— SUPPLIED RECORDS —

□ □ □ □

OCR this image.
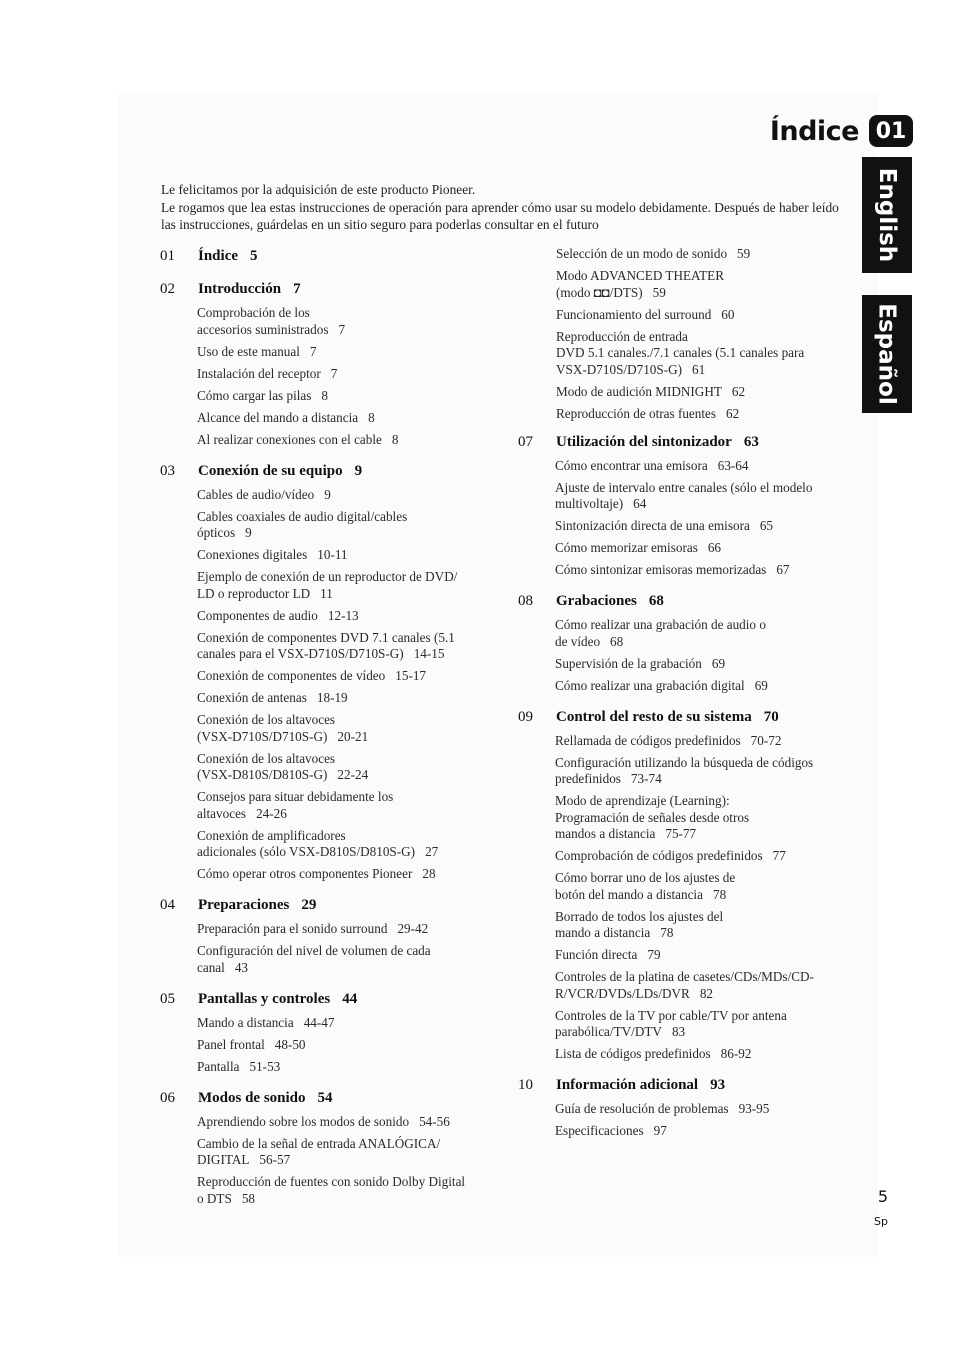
Índice 01
English
Español

Le felicitamos por la adquisición de este producto Pioneer.

Le rogamos que lea estas instrucciones de operación para aprender cómo usar su modelo debidamente. Después de haber leído las instrucciones, guárdelas en un sitio seguro para poderlas consultar en el futuro

01 Índice 5
02 Introducción 7
Comprobación de los
accesorios suministrados 7
Uso de este manual 7
Instalación del receptor 7
Cómo cargar las pilas 8
Alcance del mando a distancia 8
Al realizar conexiones con el cable 8
03 Conexión de su equipo 9
Cables de audio/vídeo 9
Cables coaxiales de audio digital/cables
ópticos 9
Conexiones digitales 10-11
Ejemplo de conexión de un reproductor de DVD/
LD o reproductor LD 11
Componentes de audio 12-13
Conexión de componentes DVD 7.1 canales (5.1
canales para el VSX-D710S/D710S-G) 14-15
Conexión de componentes de vídeo 15-17
Conexión de antenas 18-19
Conexión de los altavoces
(VSX-D710S/D710S-G) 20-21
Conexión de los altavoces
(VSX-D810S/D810S-G) 22-24
Consejos para situar debidamente los
altavoces 24-26
Conexión de amplificadores
adicionales (sólo VSX-D810S/D810S-G) 27
Cómo operar otros componentes Pioneer 28
04 Preparaciones 29
Preparación para el sonido surround 29-42
Configuración del nivel de volumen de cada
canal 43
05 Pantallas y controles 44
Mando a distancia 44-47
Panel frontal 48-50
Pantalla 51-53
06 Modos de sonido 54
Aprendiendo sobre los modos de sonido 54-56
Cambio de la señal de entrada ANALÓGICA/
DIGITAL 56-57
Reproducción de fuentes con sonido Dolby Digital
o DTS 58
Selección de un modo de sonido 59
Modo ADVANCED THEATER
(modo ◘◘/DTS) 59
Funcionamiento del surround 60
Reproducción de entrada
DVD 5.1 canales./7.1 canales (5.1 canales para
VSX-D710S/D710S-G) 61
Modo de audición MIDNIGHT 62
Reproducción de otras fuentes 62
07 Utilización del sintonizador 63
Cómo encontrar una emisora 63-64
Ajuste de intervalo entre canales (sólo el modelo
multivoltaje) 64
Sintonización directa de una emisora 65
Cómo memorizar emisoras 66
Cómo sintonizar emisoras memorizadas 67
08 Grabaciones 68
Cómo realizar una grabación de audio o
de vídeo 68
Supervisión de la grabación 69
Cómo realizar una grabación digital 69
09 Control del resto de su sistema 70
Rellamada de códigos predefinidos 70-72
Configuración utilizando la búsqueda de códigos
predefinidos 73-74
Modo de aprendizaje (Learning):
Programación de señales desde otros
mandos a distancia 75-77
Comprobación de códigos predefinidos 77
Cómo borrar uno de los ajustes de
botón del mando a distancia 78
Borrado de todos los ajustes del
mando a distancia 78
Función directa 79
Controles de la platina de casetes/CDs/MDs/CD-
R/VCR/DVDs/LDs/DVR 82
Controles de la TV por cable/TV por antena
parabólica/TV/DTV 83
Lista de códigos predefinidos 86-92
10 Información adicional 93
Guía de resolución de problemas 93-95
Especificaciones 97
5
Sp
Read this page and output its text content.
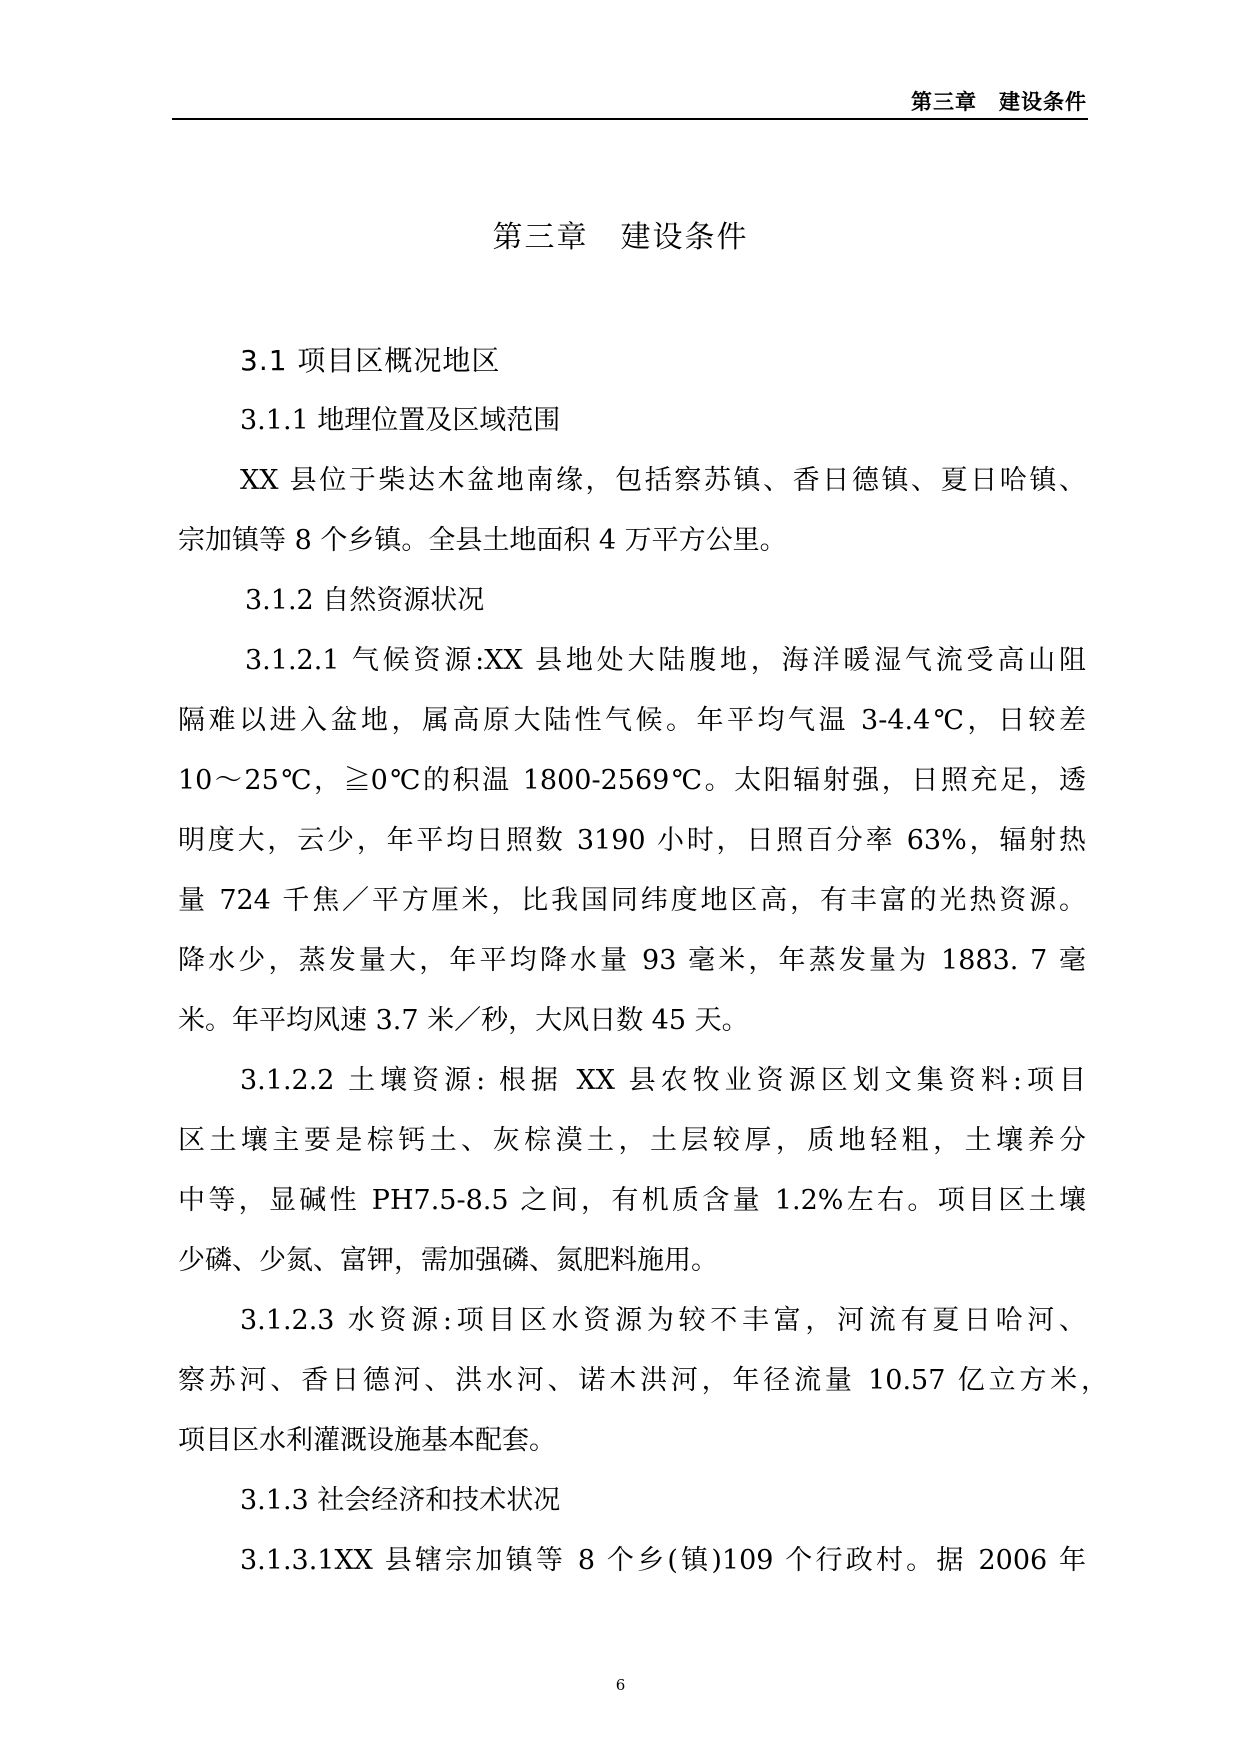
第三章　建设条件
第三章　建设条件
3.1 项目区概况地区
3.1.1 地理位置及区域范围
XX 县位于柴达木盆地南缘，包括察苏镇、香日德镇、夏日哈镇、
宗加镇等 8 个乡镇。全县土地面积 4 万平方公里。
3.1.2 自然资源状况
3.1.2.1 气候资源:XX 县地处大陆腹地，海洋暖湿气流受高山阻
隔难以进入盆地，属高原大陆性气候。年平均气温 3-4.4℃，日较差
10～25℃，≧0℃的积温 1800-2569℃。太阳辐射强，日照充足，透
明度大，云少，年平均日照数 3190 小时，日照百分率 63%，辐射热
量 724 千焦／平方厘米，比我国同纬度地区高，有丰富的光热资源。
降水少，蒸发量大，年平均降水量 93 毫米，年蒸发量为 1883. 7 毫
米。年平均风速 3.7 米／秒，大风日数 45 天。
3.1.2.2 土壤资源: 根据 XX 县农牧业资源区划文集资料:项目
区土壤主要是棕钙土、灰棕漠土，土层较厚，质地轻粗，土壤养分
中等，显碱性 PH7.5-8.5 之间，有机质含量 1.2%左右。项目区土壤
少磷、少氮、富钾，需加强磷、氮肥料施用。
3.1.2.3 水资源:项目区水资源为较不丰富，河流有夏日哈河、
察苏河、香日德河、洪水河、诺木洪河，年径流量 10.57 亿立方米，
项目区水利灌溉设施基本配套。
3.1.3 社会经济和技术状况
3.1.3.1XX 县辖宗加镇等 8 个乡(镇)109 个行政村。据 2006 年
6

□ □ □ □

Collect every line with the string "debidamente" from the records, and copy each.

Le rogamos que lea estas instrucciones de operación para aprender cómo usar su modelo debidamente. Después de haber leído las instrucciones, guárdelas en un sitio seguro para poderlas consultar en el futuro
Consejos para situar debidamente los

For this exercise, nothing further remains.